▸ **Your task**
Each line of the material below that holds the word "dipasifkan" needs to be copied.

Stored items
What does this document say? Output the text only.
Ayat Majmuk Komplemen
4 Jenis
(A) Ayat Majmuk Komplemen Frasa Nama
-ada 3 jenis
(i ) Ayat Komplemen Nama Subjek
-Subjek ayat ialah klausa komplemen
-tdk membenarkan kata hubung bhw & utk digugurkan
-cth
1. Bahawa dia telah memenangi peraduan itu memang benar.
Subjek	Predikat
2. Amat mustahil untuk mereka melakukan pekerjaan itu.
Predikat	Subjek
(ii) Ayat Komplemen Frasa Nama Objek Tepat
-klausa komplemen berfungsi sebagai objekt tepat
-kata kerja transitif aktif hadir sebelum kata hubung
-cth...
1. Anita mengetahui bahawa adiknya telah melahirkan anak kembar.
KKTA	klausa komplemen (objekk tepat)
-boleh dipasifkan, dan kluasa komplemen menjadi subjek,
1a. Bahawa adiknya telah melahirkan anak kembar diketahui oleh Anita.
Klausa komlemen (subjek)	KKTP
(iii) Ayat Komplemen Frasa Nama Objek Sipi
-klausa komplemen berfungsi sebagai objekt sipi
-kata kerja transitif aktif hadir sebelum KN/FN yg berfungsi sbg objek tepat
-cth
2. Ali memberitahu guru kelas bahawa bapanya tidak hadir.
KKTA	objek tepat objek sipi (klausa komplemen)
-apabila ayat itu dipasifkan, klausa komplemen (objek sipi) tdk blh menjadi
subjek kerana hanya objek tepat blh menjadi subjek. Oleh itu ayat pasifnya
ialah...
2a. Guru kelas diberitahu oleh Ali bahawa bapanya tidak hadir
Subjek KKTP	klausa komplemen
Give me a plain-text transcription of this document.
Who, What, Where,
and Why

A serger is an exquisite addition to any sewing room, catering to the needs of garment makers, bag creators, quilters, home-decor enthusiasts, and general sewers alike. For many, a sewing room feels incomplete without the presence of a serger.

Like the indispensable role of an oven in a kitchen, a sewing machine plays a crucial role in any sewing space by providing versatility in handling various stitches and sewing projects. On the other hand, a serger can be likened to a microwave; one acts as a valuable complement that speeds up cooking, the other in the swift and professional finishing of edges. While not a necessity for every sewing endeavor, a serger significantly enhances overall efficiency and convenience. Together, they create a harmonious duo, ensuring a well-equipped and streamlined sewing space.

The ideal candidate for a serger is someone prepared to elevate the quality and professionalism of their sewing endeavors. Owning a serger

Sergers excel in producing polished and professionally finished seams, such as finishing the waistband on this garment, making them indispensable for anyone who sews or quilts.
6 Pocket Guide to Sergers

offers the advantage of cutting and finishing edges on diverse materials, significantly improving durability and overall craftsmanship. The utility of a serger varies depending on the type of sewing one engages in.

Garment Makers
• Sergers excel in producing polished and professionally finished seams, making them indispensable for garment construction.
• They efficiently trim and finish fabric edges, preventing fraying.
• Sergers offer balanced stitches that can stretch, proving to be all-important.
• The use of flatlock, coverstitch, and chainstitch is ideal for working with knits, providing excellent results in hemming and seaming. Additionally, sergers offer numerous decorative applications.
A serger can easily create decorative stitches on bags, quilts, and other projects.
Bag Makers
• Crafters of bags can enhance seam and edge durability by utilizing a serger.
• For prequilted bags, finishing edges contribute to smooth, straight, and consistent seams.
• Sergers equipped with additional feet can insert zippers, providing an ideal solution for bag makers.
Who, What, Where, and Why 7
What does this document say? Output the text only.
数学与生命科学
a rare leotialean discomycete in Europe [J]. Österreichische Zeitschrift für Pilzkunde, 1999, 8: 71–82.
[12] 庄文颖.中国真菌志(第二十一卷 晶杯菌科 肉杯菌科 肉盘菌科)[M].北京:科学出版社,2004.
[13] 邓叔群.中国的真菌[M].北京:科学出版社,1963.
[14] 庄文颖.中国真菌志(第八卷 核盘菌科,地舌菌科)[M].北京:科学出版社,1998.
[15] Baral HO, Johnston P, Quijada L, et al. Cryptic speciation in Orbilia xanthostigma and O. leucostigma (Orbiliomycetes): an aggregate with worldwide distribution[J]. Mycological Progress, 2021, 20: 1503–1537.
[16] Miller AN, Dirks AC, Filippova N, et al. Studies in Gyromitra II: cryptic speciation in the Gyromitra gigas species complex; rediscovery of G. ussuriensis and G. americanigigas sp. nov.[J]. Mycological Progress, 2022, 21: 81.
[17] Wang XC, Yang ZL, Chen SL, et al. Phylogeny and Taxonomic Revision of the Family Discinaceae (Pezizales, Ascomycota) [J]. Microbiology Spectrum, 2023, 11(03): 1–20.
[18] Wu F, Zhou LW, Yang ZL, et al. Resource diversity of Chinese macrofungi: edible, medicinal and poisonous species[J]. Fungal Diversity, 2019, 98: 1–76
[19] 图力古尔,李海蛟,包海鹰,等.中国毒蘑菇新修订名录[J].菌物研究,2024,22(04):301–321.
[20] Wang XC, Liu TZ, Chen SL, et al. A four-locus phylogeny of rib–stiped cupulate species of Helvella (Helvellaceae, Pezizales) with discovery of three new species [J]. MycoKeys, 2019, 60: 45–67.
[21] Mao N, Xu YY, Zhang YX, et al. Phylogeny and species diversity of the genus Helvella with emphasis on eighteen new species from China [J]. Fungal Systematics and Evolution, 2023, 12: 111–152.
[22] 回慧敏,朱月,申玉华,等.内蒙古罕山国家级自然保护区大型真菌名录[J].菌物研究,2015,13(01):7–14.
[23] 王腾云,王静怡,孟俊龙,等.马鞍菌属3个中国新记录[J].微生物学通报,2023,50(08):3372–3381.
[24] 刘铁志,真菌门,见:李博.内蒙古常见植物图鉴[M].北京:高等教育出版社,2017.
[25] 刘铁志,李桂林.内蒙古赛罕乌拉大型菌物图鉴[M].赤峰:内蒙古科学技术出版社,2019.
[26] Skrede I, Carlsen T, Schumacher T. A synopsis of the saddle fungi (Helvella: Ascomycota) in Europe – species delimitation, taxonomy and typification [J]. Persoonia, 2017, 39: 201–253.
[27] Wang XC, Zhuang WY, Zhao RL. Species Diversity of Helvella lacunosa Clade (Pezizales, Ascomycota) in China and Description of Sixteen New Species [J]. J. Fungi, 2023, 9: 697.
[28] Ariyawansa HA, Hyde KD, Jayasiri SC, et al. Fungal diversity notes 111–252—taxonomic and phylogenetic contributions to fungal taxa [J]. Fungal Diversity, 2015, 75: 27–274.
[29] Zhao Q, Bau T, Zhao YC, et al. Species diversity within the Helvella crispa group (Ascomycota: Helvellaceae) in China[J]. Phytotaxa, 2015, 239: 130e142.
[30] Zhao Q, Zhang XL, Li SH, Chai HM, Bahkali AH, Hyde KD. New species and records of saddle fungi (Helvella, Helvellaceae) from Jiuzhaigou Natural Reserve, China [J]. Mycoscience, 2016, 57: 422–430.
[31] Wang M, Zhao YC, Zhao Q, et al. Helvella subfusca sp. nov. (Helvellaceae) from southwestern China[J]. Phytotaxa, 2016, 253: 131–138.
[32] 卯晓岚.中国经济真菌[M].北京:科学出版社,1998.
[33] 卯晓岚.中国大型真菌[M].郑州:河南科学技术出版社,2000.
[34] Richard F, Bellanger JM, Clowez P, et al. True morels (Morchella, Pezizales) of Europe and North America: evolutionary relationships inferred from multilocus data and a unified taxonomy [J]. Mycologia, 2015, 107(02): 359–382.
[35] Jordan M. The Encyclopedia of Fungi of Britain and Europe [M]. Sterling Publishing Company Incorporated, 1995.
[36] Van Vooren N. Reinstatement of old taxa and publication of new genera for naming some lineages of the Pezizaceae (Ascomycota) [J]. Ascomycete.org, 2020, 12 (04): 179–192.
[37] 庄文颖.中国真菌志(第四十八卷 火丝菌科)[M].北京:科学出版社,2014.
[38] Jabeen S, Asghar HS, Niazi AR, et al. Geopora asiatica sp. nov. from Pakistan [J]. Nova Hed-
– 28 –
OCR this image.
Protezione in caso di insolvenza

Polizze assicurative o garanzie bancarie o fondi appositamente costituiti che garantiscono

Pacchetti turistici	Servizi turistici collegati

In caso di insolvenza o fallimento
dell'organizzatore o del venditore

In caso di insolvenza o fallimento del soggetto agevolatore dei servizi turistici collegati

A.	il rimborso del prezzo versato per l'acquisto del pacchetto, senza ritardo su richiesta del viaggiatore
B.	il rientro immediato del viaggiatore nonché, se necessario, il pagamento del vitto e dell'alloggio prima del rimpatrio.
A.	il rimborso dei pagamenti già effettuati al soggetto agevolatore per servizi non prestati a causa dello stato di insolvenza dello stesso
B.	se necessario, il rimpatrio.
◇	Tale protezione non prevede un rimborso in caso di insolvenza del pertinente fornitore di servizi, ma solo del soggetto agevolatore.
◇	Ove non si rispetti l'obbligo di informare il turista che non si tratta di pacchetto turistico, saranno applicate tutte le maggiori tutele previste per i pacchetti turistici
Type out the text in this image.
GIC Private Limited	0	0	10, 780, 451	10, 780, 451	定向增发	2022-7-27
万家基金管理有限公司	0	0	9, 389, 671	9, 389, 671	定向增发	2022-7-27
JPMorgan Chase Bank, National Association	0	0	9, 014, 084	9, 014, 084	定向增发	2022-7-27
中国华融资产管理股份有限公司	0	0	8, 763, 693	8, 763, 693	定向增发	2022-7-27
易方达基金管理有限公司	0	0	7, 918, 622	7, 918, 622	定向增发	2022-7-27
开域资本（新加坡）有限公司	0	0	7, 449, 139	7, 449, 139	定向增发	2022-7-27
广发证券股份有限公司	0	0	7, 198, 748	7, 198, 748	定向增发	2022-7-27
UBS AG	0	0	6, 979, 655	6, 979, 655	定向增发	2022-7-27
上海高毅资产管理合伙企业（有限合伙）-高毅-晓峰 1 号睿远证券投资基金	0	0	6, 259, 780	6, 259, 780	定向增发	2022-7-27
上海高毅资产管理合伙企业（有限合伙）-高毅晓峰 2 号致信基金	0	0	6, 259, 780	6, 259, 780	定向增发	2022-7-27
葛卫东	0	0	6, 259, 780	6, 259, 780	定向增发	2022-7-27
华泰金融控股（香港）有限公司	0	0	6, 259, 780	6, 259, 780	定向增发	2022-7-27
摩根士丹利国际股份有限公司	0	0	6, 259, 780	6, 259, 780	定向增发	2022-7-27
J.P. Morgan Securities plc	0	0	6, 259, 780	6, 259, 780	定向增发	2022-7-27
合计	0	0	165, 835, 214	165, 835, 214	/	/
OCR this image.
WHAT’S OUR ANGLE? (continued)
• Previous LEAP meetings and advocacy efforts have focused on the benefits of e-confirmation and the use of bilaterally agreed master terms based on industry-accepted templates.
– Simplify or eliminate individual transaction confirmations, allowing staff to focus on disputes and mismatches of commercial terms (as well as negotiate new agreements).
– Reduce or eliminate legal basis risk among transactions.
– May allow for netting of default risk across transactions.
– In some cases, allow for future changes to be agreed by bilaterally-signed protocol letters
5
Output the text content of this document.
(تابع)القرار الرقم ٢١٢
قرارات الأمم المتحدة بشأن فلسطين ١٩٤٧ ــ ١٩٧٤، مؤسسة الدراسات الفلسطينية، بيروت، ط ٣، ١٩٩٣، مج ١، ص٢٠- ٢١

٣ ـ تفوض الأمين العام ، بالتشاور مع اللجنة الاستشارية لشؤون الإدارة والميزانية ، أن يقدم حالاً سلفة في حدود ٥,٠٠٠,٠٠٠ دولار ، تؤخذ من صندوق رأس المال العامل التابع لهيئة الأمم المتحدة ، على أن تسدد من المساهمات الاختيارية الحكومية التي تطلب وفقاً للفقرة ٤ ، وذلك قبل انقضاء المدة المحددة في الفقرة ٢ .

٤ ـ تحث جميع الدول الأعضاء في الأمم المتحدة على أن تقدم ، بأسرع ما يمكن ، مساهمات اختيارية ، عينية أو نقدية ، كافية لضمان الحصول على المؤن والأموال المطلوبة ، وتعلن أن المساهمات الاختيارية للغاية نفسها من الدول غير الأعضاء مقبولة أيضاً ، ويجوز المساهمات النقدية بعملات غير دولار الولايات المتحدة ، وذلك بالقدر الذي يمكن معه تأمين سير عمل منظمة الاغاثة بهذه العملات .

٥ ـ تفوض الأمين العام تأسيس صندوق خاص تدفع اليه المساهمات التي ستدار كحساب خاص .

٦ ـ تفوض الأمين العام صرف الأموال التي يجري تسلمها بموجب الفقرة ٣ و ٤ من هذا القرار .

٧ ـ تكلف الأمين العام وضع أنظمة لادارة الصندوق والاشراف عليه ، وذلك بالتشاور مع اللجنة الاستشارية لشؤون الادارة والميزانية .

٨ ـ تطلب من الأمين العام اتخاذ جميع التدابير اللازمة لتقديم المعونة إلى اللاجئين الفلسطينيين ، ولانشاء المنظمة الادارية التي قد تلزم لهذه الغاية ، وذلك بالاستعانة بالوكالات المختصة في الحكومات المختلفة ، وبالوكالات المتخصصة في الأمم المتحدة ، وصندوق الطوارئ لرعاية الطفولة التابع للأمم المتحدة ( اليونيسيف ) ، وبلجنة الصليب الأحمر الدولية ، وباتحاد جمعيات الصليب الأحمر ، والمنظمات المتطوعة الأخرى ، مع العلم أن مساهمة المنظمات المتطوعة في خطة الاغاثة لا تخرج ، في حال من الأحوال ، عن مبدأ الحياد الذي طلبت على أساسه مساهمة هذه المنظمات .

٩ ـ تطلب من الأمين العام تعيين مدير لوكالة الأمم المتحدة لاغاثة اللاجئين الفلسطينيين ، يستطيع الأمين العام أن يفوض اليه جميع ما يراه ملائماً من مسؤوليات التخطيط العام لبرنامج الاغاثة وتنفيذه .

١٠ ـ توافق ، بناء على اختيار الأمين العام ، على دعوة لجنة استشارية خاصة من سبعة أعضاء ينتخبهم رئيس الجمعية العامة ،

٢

▸ **Correct output**
-boleh dipasifkan, dan kluasa komplemen menjadi subjek,
-apabila ayat itu dipasifkan, klausa komplemen (objek sipi) tdk blh menjadi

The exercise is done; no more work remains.